## Aim of the task
Copy out every one of the entries below word for word, keeping each line unchanged.

Spatial layout data

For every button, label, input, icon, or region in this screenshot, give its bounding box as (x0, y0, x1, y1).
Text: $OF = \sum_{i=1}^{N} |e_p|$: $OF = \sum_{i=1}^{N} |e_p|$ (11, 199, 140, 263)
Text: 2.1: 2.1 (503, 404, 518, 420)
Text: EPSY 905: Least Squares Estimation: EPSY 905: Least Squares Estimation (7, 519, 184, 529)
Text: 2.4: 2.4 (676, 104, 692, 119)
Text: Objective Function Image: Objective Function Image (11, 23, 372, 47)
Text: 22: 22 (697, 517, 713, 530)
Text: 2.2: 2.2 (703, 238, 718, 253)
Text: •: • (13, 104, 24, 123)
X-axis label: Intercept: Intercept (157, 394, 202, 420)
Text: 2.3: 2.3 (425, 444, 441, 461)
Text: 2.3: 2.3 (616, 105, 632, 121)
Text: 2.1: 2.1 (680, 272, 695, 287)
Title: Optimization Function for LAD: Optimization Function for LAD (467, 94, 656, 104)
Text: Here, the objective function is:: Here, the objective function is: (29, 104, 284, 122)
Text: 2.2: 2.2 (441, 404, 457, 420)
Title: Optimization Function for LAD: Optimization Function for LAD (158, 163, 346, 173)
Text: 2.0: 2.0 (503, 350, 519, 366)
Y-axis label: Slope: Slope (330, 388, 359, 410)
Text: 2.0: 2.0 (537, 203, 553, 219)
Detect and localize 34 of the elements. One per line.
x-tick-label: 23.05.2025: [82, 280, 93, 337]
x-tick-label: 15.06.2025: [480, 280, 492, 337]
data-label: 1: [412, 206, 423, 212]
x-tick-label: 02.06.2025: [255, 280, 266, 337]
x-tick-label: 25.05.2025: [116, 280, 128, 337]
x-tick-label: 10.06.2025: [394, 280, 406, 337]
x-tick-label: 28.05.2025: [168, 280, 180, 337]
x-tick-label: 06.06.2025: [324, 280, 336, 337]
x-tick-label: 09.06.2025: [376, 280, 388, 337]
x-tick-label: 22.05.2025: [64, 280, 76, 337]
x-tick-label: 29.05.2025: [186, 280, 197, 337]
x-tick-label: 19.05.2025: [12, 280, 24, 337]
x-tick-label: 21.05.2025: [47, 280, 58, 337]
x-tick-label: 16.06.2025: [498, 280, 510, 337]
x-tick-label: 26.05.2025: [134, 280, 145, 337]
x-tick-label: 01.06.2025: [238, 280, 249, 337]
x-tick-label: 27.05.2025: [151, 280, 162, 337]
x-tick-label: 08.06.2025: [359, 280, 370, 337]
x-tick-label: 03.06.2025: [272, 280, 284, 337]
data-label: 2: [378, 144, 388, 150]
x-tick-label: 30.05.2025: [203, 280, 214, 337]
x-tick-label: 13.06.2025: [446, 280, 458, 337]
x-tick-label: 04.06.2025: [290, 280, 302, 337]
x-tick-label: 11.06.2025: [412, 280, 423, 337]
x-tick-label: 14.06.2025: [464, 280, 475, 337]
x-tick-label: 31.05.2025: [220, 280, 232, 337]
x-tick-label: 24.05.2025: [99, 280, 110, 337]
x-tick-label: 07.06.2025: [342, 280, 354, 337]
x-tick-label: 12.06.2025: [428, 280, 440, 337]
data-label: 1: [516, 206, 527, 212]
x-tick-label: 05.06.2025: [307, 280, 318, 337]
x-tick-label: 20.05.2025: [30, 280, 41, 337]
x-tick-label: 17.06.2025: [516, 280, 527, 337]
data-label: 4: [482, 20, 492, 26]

## Task solution
For every button, label, input, icon, or region in this screenshot, give its bounding box as (x0, y0, x1, y1).
Text: $OF = \sum_{i=1}^{N} |e_p|$: $OF = \sum_{i=1}^{N} |e_p|$ (11, 199, 140, 263)
Text: 2.1: 2.1 (503, 404, 518, 420)
Text: EPSY 905: Least Squares Estimation: EPSY 905: Least Squares Estimation (7, 519, 184, 529)
Text: 2.4: 2.4 (676, 104, 692, 119)
Text: Objective Function Image: Objective Function Image (11, 23, 372, 47)
Text: 22: 22 (697, 517, 713, 530)
Text: 2.2: 2.2 (703, 238, 718, 253)
Text: •: • (13, 104, 24, 123)
X-axis label: Intercept: Intercept (157, 394, 202, 420)
Text: 2.3: 2.3 (425, 444, 441, 461)
Text: 2.3: 2.3 (616, 105, 632, 121)
Text: 2.1: 2.1 (680, 272, 695, 287)
Title: Optimization Function for LAD: Optimization Function for LAD (467, 94, 656, 104)
Text: Here, the objective function is:: Here, the objective function is: (29, 104, 284, 122)
Text: 2.2: 2.2 (441, 404, 457, 420)
Title: Optimization Function for LAD: Optimization Function for LAD (158, 163, 346, 173)
Text: 2.0: 2.0 (503, 350, 519, 366)
Y-axis label: Slope: Slope (330, 388, 359, 410)
Text: 2.0: 2.0 (537, 203, 553, 219)
Detect and localize 34 of the elements. One per line.
x-tick-label: 23.05.2025: [82, 280, 93, 337]
x-tick-label: 15.06.2025: [480, 280, 492, 337]
data-label: 1: [412, 206, 423, 212]
x-tick-label: 02.06.2025: [255, 280, 266, 337]
x-tick-label: 25.05.2025: [116, 280, 128, 337]
x-tick-label: 10.06.2025: [394, 280, 406, 337]
x-tick-label: 28.05.2025: [168, 280, 180, 337]
x-tick-label: 06.06.2025: [324, 280, 336, 337]
x-tick-label: 09.06.2025: [376, 280, 388, 337]
x-tick-label: 22.05.2025: [64, 280, 76, 337]
x-tick-label: 29.05.2025: [186, 280, 197, 337]
x-tick-label: 19.05.2025: [12, 280, 24, 337]
x-tick-label: 21.05.2025: [47, 280, 58, 337]
x-tick-label: 16.06.2025: [498, 280, 510, 337]
x-tick-label: 26.05.2025: [134, 280, 145, 337]
x-tick-label: 01.06.2025: [238, 280, 249, 337]
x-tick-label: 27.05.2025: [151, 280, 162, 337]
x-tick-label: 08.06.2025: [359, 280, 370, 337]
x-tick-label: 03.06.2025: [272, 280, 284, 337]
data-label: 2: [378, 144, 388, 150]
x-tick-label: 30.05.2025: [203, 280, 214, 337]
x-tick-label: 13.06.2025: [446, 280, 458, 337]
x-tick-label: 04.06.2025: [290, 280, 302, 337]
x-tick-label: 11.06.2025: [412, 280, 423, 337]
x-tick-label: 14.06.2025: [464, 280, 475, 337]
x-tick-label: 31.05.2025: [220, 280, 232, 337]
x-tick-label: 24.05.2025: [99, 280, 110, 337]
x-tick-label: 07.06.2025: [342, 280, 354, 337]
x-tick-label: 12.06.2025: [428, 280, 440, 337]
data-label: 1: [516, 206, 527, 212]
x-tick-label: 05.06.2025: [307, 280, 318, 337]
x-tick-label: 20.05.2025: [30, 280, 41, 337]
x-tick-label: 17.06.2025: [516, 280, 527, 337]
data-label: 4: [482, 20, 492, 26]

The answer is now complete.